__Listed entries__.
★ ★ ★ ★ ★ ★ ★

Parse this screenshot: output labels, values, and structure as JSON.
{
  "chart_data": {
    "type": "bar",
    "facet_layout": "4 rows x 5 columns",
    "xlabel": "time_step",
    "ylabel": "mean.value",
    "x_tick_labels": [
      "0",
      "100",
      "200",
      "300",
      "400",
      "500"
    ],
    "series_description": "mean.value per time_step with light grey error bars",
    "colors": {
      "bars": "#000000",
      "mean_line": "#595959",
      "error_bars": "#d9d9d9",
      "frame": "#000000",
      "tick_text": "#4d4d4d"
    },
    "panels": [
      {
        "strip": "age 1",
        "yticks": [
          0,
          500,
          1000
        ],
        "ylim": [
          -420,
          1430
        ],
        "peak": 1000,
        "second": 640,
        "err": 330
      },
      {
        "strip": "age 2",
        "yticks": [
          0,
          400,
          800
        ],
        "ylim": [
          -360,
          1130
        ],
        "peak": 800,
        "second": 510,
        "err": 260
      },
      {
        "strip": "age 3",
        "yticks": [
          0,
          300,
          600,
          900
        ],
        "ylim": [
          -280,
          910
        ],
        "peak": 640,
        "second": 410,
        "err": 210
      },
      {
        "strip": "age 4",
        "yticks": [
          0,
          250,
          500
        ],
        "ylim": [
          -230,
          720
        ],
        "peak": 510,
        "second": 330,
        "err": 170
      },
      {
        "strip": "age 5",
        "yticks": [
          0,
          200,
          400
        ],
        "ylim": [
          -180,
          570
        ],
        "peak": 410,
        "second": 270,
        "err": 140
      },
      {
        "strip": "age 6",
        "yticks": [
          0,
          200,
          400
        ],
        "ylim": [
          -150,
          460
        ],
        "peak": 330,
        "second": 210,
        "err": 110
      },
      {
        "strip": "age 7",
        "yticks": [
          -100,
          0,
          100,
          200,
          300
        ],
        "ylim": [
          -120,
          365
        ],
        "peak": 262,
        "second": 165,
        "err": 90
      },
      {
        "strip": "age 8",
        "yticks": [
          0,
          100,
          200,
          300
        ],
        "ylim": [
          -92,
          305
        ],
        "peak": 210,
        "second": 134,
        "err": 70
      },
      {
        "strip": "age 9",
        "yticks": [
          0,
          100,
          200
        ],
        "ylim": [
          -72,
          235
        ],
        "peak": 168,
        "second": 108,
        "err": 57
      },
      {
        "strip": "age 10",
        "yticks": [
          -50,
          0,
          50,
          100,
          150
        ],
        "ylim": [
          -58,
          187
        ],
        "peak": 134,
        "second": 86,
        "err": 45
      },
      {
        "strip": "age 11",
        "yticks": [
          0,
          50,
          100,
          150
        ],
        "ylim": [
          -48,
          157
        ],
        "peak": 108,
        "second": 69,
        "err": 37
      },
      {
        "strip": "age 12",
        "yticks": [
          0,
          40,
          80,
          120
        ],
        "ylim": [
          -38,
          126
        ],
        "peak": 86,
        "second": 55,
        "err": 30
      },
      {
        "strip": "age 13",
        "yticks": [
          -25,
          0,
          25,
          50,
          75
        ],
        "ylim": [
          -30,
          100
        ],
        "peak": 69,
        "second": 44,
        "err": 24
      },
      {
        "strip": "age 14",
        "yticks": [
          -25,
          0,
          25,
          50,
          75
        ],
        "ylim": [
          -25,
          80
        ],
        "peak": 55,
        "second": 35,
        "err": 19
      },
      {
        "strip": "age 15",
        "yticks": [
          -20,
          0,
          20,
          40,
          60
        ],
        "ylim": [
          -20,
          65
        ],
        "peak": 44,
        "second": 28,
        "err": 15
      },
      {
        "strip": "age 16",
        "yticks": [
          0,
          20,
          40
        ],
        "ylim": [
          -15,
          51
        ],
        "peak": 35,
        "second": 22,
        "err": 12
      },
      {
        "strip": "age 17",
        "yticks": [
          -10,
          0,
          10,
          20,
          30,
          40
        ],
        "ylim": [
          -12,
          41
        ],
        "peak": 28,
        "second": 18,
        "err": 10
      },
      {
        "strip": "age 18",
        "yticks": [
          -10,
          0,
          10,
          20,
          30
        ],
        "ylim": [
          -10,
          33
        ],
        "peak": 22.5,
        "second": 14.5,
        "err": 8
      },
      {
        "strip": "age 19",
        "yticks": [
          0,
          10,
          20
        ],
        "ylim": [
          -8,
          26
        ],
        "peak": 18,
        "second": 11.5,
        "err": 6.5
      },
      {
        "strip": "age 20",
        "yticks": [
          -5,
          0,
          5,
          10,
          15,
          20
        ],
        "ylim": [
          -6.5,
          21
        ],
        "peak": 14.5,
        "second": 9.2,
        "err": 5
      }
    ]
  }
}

★ ★ ★ ★ ★ ★ ★

Exactly as shown, repeat every record.

__Reply to the exercise__.
Parse this screenshot: output labels, values, and structure as JSON.
{
  "chart_data": {
    "type": "bar",
    "facet_layout": "4 rows x 5 columns",
    "xlabel": "time_step",
    "ylabel": "mean.value",
    "x_tick_labels": [
      "0",
      "100",
      "200",
      "300",
      "400",
      "500"
    ],
    "series_description": "mean.value per time_step with light grey error bars",
    "colors": {
      "bars": "#000000",
      "mean_line": "#595959",
      "error_bars": "#d9d9d9",
      "frame": "#000000",
      "tick_text": "#4d4d4d"
    },
    "panels": [
      {
        "strip": "age 1",
        "yticks": [
          0,
          500,
          1000
        ],
        "ylim": [
          -420,
          1430
        ],
        "peak": 1000,
        "second": 640,
        "err": 330
      },
      {
        "strip": "age 2",
        "yticks": [
          0,
          400,
          800
        ],
        "ylim": [
          -360,
          1130
        ],
        "peak": 800,
        "second": 510,
        "err": 260
      },
      {
        "strip": "age 3",
        "yticks": [
          0,
          300,
          600,
          900
        ],
        "ylim": [
          -280,
          910
        ],
        "peak": 640,
        "second": 410,
        "err": 210
      },
      {
        "strip": "age 4",
        "yticks": [
          0,
          250,
          500
        ],
        "ylim": [
          -230,
          720
        ],
        "peak": 510,
        "second": 330,
        "err": 170
      },
      {
        "strip": "age 5",
        "yticks": [
          0,
          200,
          400
        ],
        "ylim": [
          -180,
          570
        ],
        "peak": 410,
        "second": 270,
        "err": 140
      },
      {
        "strip": "age 6",
        "yticks": [
          0,
          200,
          400
        ],
        "ylim": [
          -150,
          460
        ],
        "peak": 330,
        "second": 210,
        "err": 110
      },
      {
        "strip": "age 7",
        "yticks": [
          -100,
          0,
          100,
          200,
          300
        ],
        "ylim": [
          -120,
          365
        ],
        "peak": 262,
        "second": 165,
        "err": 90
      },
      {
        "strip": "age 8",
        "yticks": [
          0,
          100,
          200,
          300
        ],
        "ylim": [
          -92,
          305
        ],
        "peak": 210,
        "second": 134,
        "err": 70
      },
      {
        "strip": "age 9",
        "yticks": [
          0,
          100,
          200
        ],
        "ylim": [
          -72,
          235
        ],
        "peak": 168,
        "second": 108,
        "err": 57
      },
      {
        "strip": "age 10",
        "yticks": [
          -50,
          0,
          50,
          100,
          150
        ],
        "ylim": [
          -58,
          187
        ],
        "peak": 134,
        "second": 86,
        "err": 45
      },
      {
        "strip": "age 11",
        "yticks": [
          0,
          50,
          100,
          150
        ],
        "ylim": [
          -48,
          157
        ],
        "peak": 108,
        "second": 69,
        "err": 37
      },
      {
        "strip": "age 12",
        "yticks": [
          0,
          40,
          80,
          120
        ],
        "ylim": [
          -38,
          126
        ],
        "peak": 86,
        "second": 55,
        "err": 30
      },
      {
        "strip": "age 13",
        "yticks": [
          -25,
          0,
          25,
          50,
          75
        ],
        "ylim": [
          -30,
          100
        ],
        "peak": 69,
        "second": 44,
        "err": 24
      },
      {
        "strip": "age 14",
        "yticks": [
          -25,
          0,
          25,
          50,
          75
        ],
        "ylim": [
          -25,
          80
        ],
        "peak": 55,
        "second": 35,
        "err": 19
      },
      {
        "strip": "age 15",
        "yticks": [
          -20,
          0,
          20,
          40,
          60
        ],
        "ylim": [
          -20,
          65
        ],
        "peak": 44,
        "second": 28,
        "err": 15
      },
      {
        "strip": "age 16",
        "yticks": [
          0,
          20,
          40
        ],
        "ylim": [
          -15,
          51
        ],
        "peak": 35,
        "second": 22,
        "err": 12
      },
      {
        "strip": "age 17",
        "yticks": [
          -10,
          0,
          10,
          20,
          30,
          40
        ],
        "ylim": [
          -12,
          41
        ],
        "peak": 28,
        "second": 18,
        "err": 10
      },
      {
        "strip": "age 18",
        "yticks": [
          -10,
          0,
          10,
          20,
          30
        ],
        "ylim": [
          -10,
          33
        ],
        "peak": 22.5,
        "second": 14.5,
        "err": 8
      },
      {
        "strip": "age 19",
        "yticks": [
          0,
          10,
          20
        ],
        "ylim": [
          -8,
          26
        ],
        "peak": 18,
        "second": 11.5,
        "err": 6.5
      },
      {
        "strip": "age 20",
        "yticks": [
          -5,
          0,
          5,
          10,
          15,
          20
        ],
        "ylim": [
          -6.5,
          21
        ],
        "peak": 14.5,
        "second": 9.2,
        "err": 5
      }
    ]
  }
}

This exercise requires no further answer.